▶ _WORK REQUIRED_
Tell how many lines in the data below hold the string "text"; give nothing but the number.

===== RECORDS SHOWN

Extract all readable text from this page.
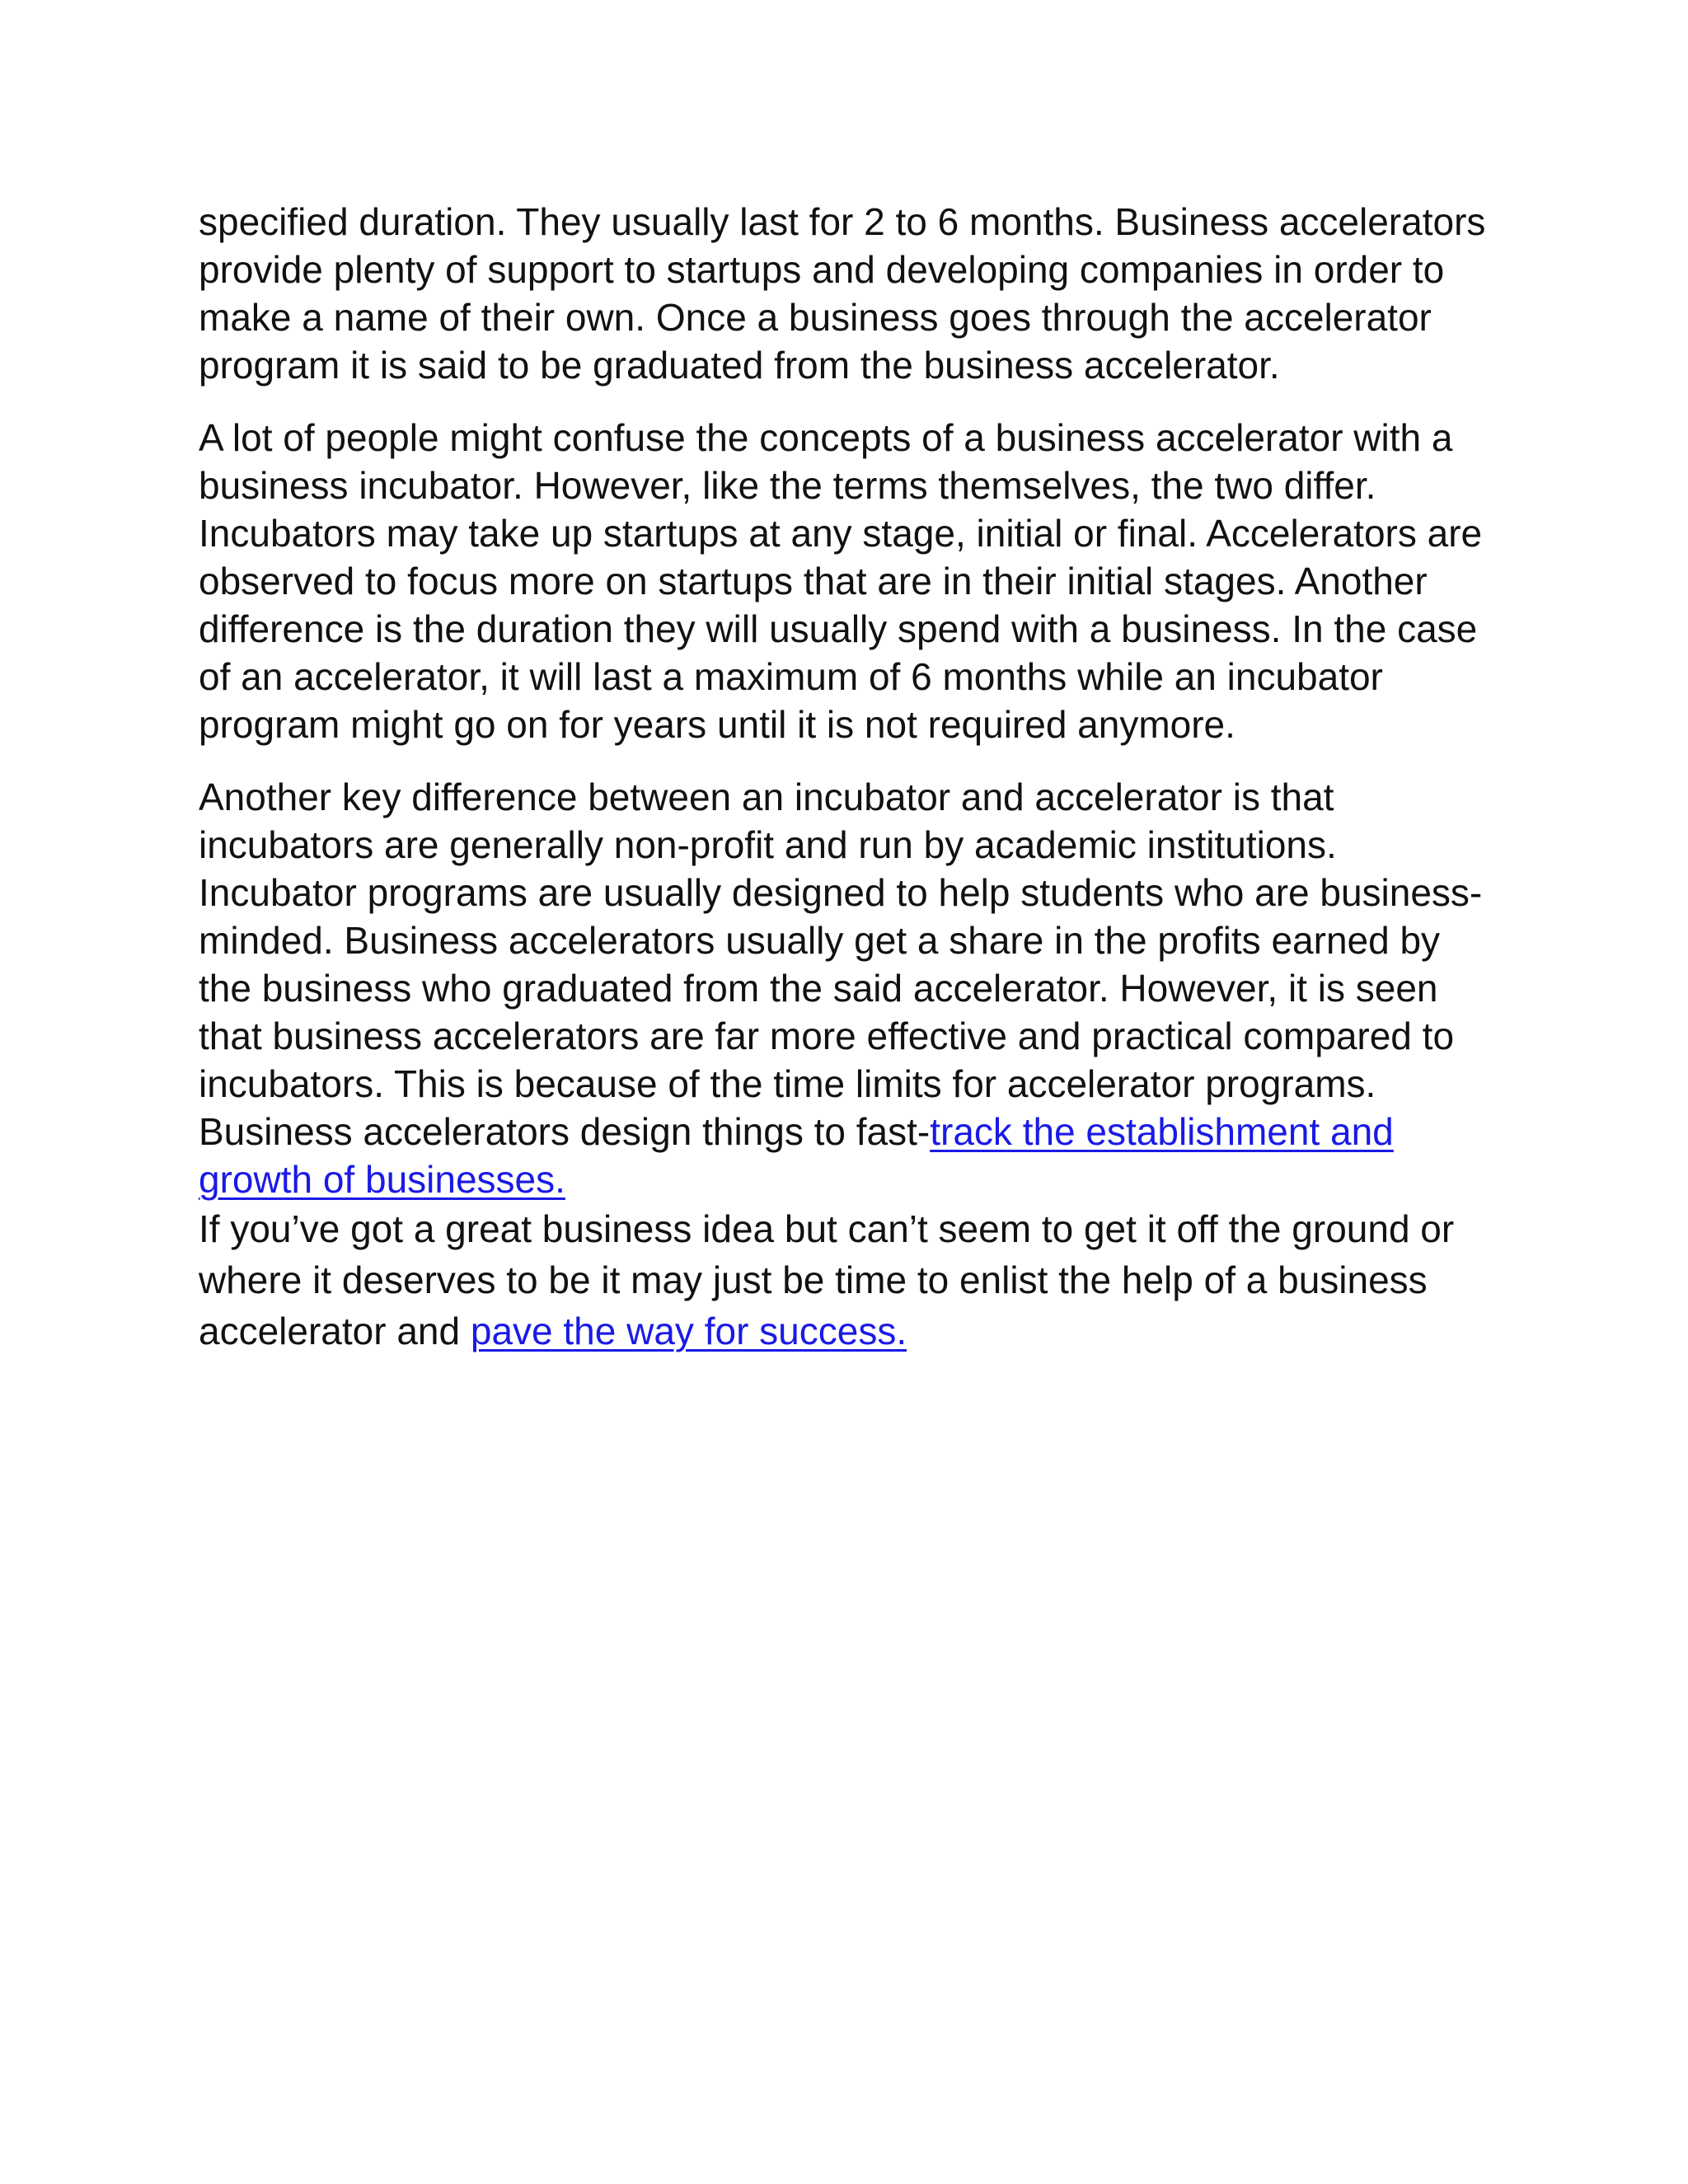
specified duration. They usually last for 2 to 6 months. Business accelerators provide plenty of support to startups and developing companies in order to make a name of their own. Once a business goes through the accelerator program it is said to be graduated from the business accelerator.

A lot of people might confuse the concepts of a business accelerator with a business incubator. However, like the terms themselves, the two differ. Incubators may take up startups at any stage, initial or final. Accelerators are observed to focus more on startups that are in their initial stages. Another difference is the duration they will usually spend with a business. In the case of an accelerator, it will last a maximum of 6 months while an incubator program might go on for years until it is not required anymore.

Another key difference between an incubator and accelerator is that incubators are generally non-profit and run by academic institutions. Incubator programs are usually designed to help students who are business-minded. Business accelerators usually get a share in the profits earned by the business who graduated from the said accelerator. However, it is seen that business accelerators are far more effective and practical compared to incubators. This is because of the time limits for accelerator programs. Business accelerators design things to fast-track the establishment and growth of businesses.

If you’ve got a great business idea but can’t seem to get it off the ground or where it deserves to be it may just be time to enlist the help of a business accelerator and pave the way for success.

==========
===== RECORDS SHOWN

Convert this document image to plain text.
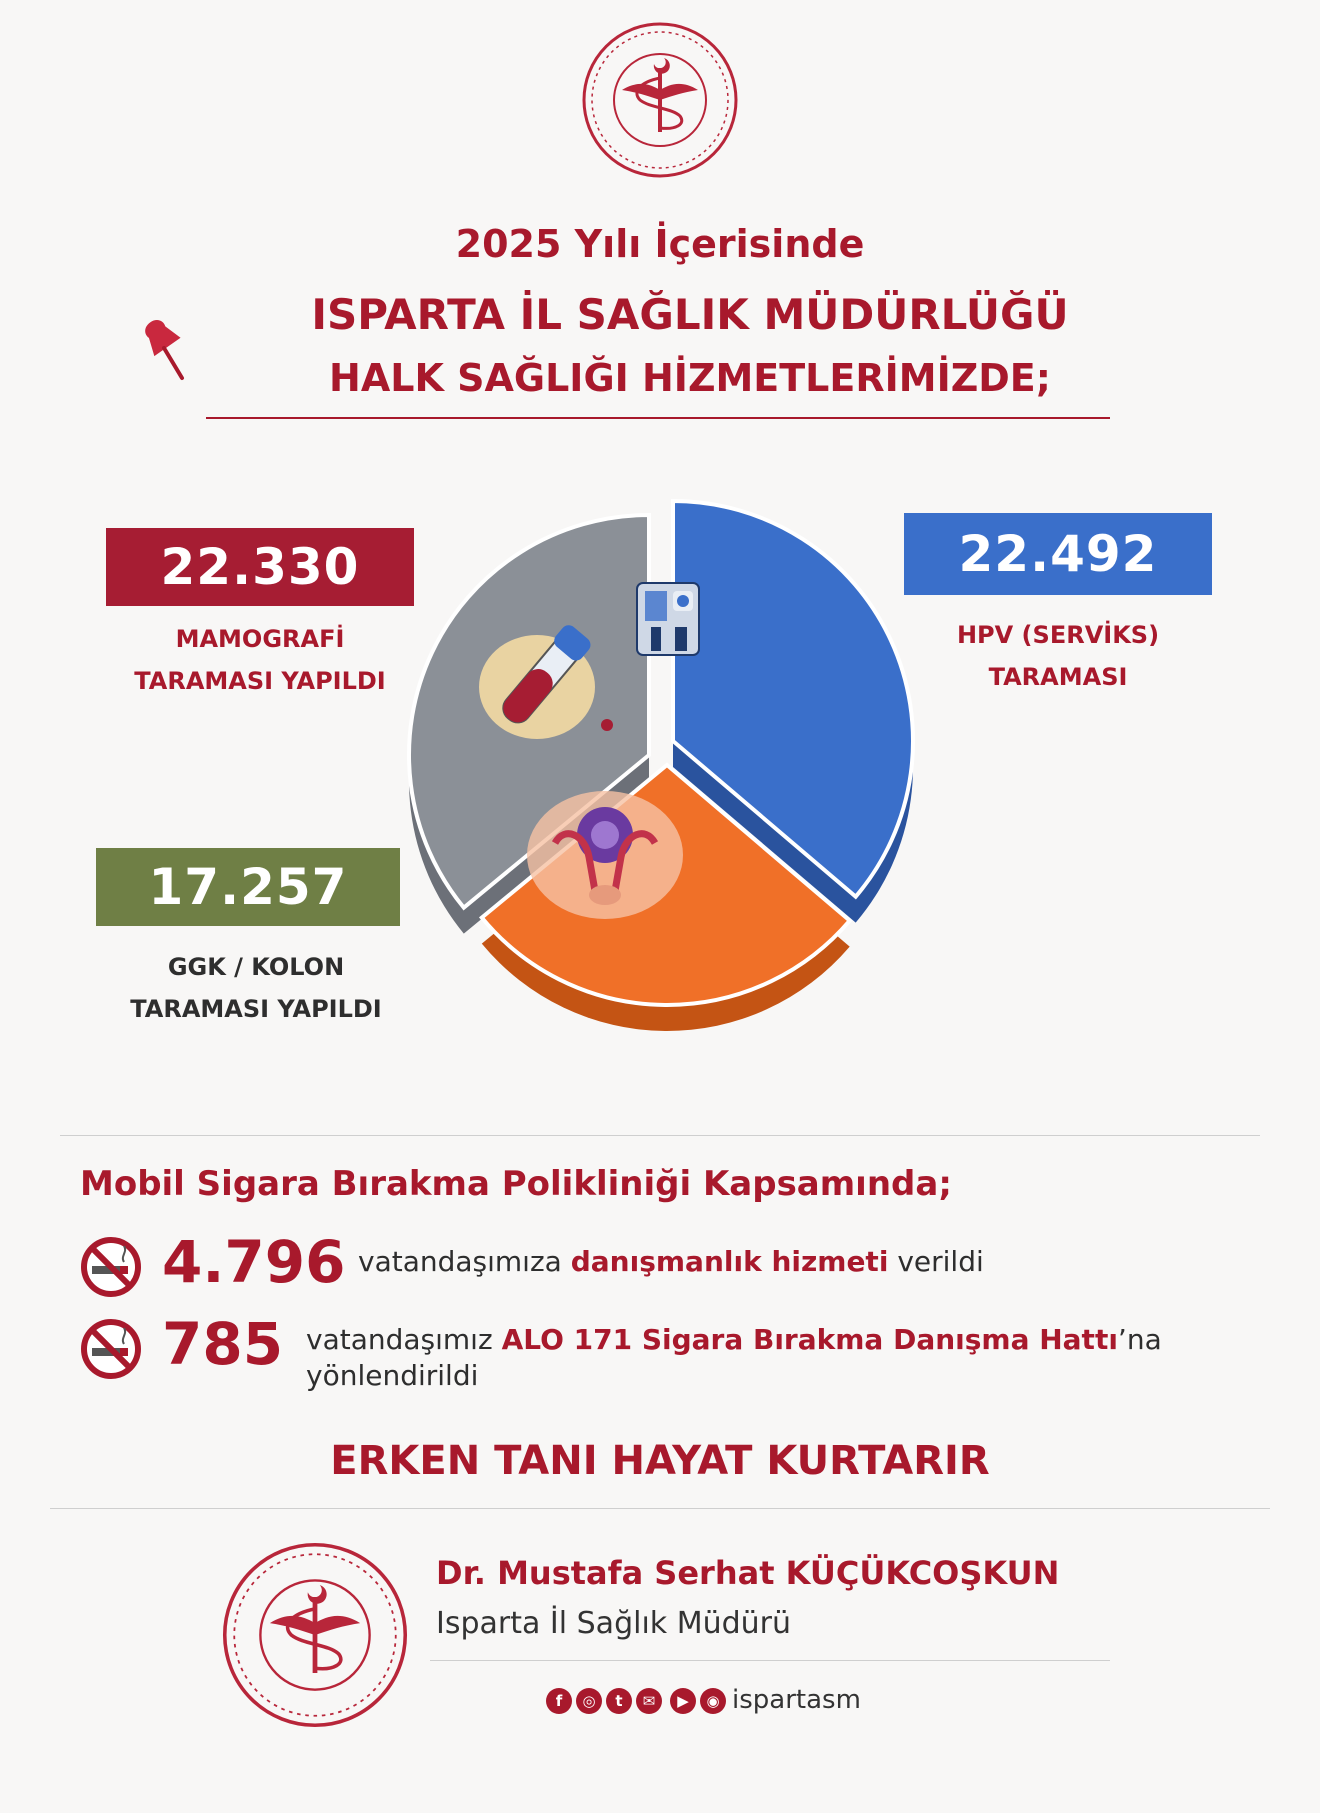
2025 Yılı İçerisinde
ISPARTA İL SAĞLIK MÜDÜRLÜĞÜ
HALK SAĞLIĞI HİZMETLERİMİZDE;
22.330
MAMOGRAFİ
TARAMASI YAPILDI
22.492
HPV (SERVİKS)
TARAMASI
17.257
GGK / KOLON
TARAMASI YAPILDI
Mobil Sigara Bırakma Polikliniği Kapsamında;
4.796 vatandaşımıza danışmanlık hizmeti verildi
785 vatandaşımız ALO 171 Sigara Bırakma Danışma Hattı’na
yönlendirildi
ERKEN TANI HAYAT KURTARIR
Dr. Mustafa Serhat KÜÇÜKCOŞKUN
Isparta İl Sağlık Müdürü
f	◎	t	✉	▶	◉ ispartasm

==========
===== RECORDS SHOWN

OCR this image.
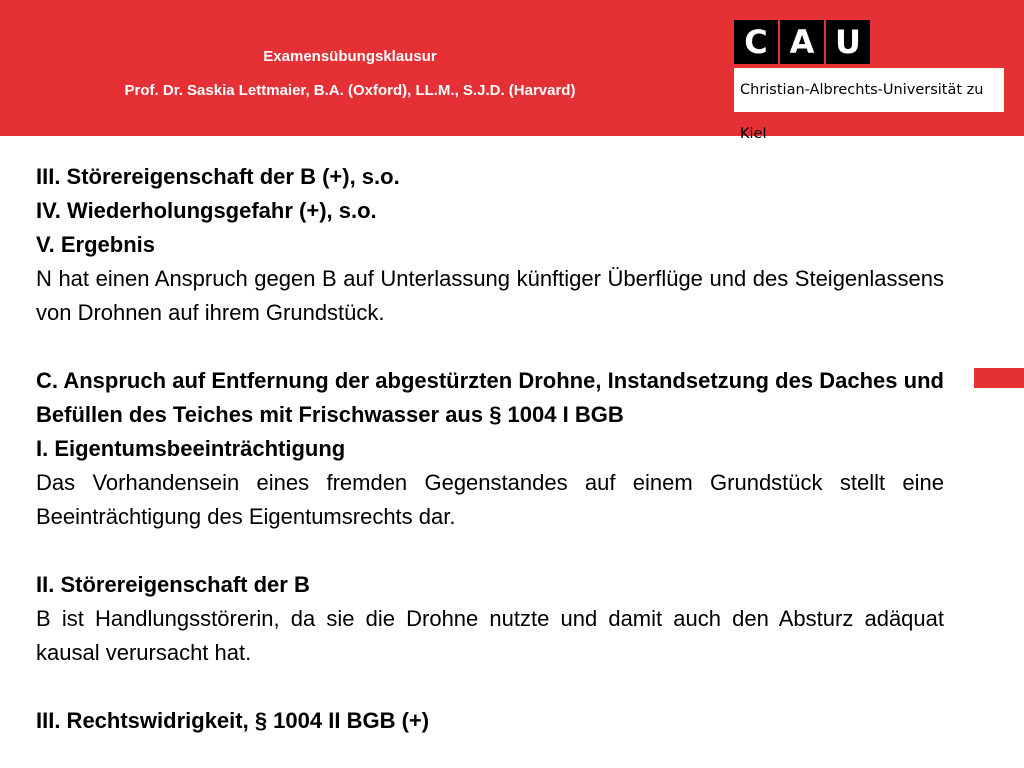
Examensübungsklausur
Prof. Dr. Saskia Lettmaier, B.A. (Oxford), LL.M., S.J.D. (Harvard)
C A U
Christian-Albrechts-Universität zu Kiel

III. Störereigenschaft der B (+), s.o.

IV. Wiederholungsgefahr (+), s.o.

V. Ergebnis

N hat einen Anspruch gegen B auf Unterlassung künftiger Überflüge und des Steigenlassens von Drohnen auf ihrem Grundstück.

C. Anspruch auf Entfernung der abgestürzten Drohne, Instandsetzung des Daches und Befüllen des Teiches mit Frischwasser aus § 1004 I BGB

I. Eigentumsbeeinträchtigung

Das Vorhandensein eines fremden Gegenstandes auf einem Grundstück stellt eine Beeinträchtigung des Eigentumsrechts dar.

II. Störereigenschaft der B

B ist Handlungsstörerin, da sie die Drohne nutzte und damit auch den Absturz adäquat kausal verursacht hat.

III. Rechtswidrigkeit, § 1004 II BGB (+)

==========

▶ _ANSWER TO THE TASK_
2